### Given information
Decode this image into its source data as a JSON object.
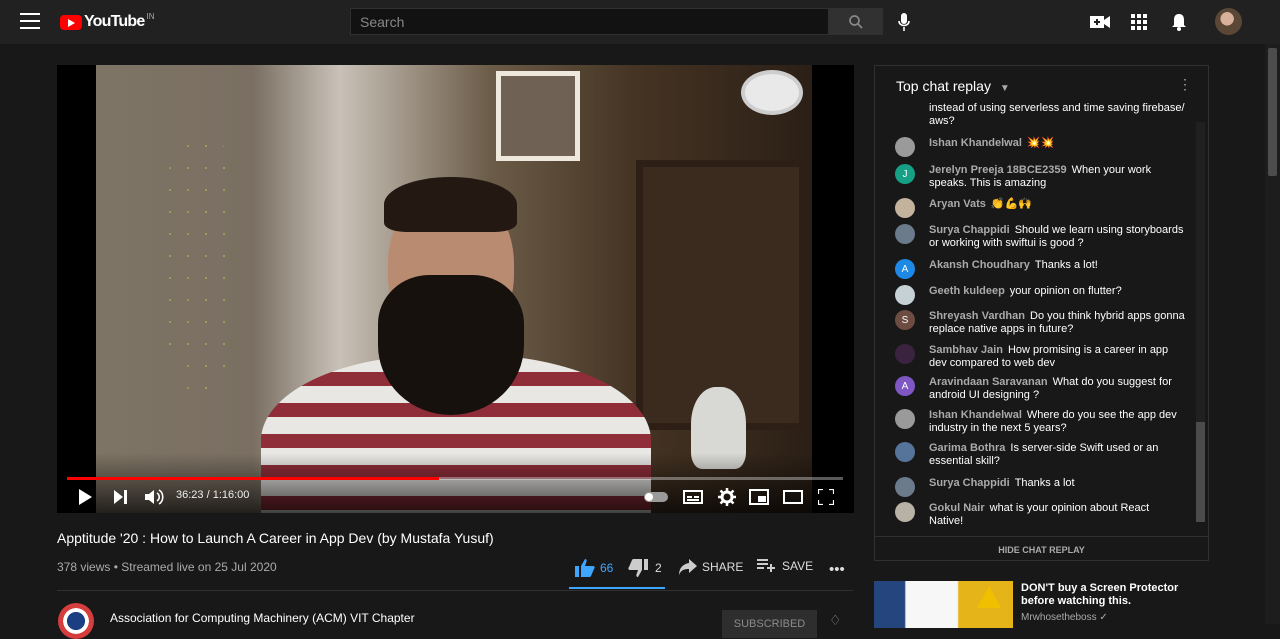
{
  "header": {
    "logo_text": "YouTube",
    "region": "IN",
    "search_placeholder": "Search",
    "icons": [
      "menu-icon",
      "search-icon",
      "microphone-icon",
      "create-video-icon",
      "apps-grid-icon",
      "notifications-bell-icon",
      "user-avatar"
    ]
  },
  "player": {
    "time": "36:23 / 1:16:00",
    "progress": 0.48,
    "controls": [
      "play-icon",
      "next-icon",
      "volume-icon",
      "autoplay-toggle",
      "captions-icon",
      "settings-gear-icon",
      "miniplayer-icon",
      "theater-mode-icon",
      "fullscreen-icon"
    ]
  },
  "video": {
    "title": "Apptitude '20 : How to Launch A Career in App Dev (by Mustafa Yusuf)",
    "meta": "378 views • Streamed live on 25 Jul 2020",
    "likes": "66",
    "dislikes": "2",
    "share": "SHARE",
    "save": "SAVE"
  },
  "channel": {
    "name": "Association for Computing Machinery (ACM) VIT Chapter",
    "subscribe": "SUBSCRIBED"
  },
  "chat": {
    "title": "Top chat replay",
    "hide_label": "HIDE CHAT REPLAY",
    "messages": [
      {
        "author": "",
        "text": "instead of using serverless and time saving firebase/ aws?",
        "initial": "",
        "color": "#181818"
      },
      {
        "author": "Ishan Khandelwal",
        "text": "💥💥",
        "initial": "",
        "color": "#9a9a9a"
      },
      {
        "author": "Jerelyn Preeja 18BCE2359",
        "text": "When your work speaks. This is amazing",
        "initial": "J",
        "color": "#16a085"
      },
      {
        "author": "Aryan Vats",
        "text": "👏💪🙌",
        "initial": "",
        "color": "#c3b39c"
      },
      {
        "author": "Surya Chappidi",
        "text": "Should we learn using storyboards or working with swiftui is good ?",
        "initial": "",
        "color": "#6b7b8c"
      },
      {
        "author": "Akansh Choudhary",
        "text": "Thanks a lot!",
        "initial": "A",
        "color": "#1e88e5"
      },
      {
        "author": "Geeth kuldeep",
        "text": "your opinion on flutter?",
        "initial": "",
        "color": "#c5d1d4"
      },
      {
        "author": "Shreyash Vardhan",
        "text": "Do you think hybrid apps gonna replace native apps in future?",
        "initial": "S",
        "color": "#6d4c41"
      },
      {
        "author": "Sambhav Jain",
        "text": "How promising is a career in app dev compared to web dev",
        "initial": "",
        "color": "#3a233f"
      },
      {
        "author": "Aravindaan Saravanan",
        "text": "What do you suggest for android UI designing ?",
        "initial": "A",
        "color": "#7e57c2"
      },
      {
        "author": "Ishan Khandelwal",
        "text": "Where do you see the app dev industry in the next 5 years?",
        "initial": "",
        "color": "#9a9a9a"
      },
      {
        "author": "Garima Bothra",
        "text": "Is server-side Swift used or an essential skill?",
        "initial": "",
        "color": "#56739a"
      },
      {
        "author": "Surya Chappidi",
        "text": "Thanks a lot",
        "initial": "",
        "color": "#6b7b8c"
      },
      {
        "author": "Gokul Nair",
        "text": "what is your opinion about React Native!",
        "initial": "",
        "color": "#b8b1a6"
      }
    ]
  },
  "recommendation": {
    "title": "DON'T buy a Screen Protector before watching this.",
    "channel": "Mrwhosetheboss ✓"
  }
}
######
Pull every line containing "next" out of the data above.

Written solution:
      "next-icon",
        "text": "Where do you see the app dev industry in the next 5 years?",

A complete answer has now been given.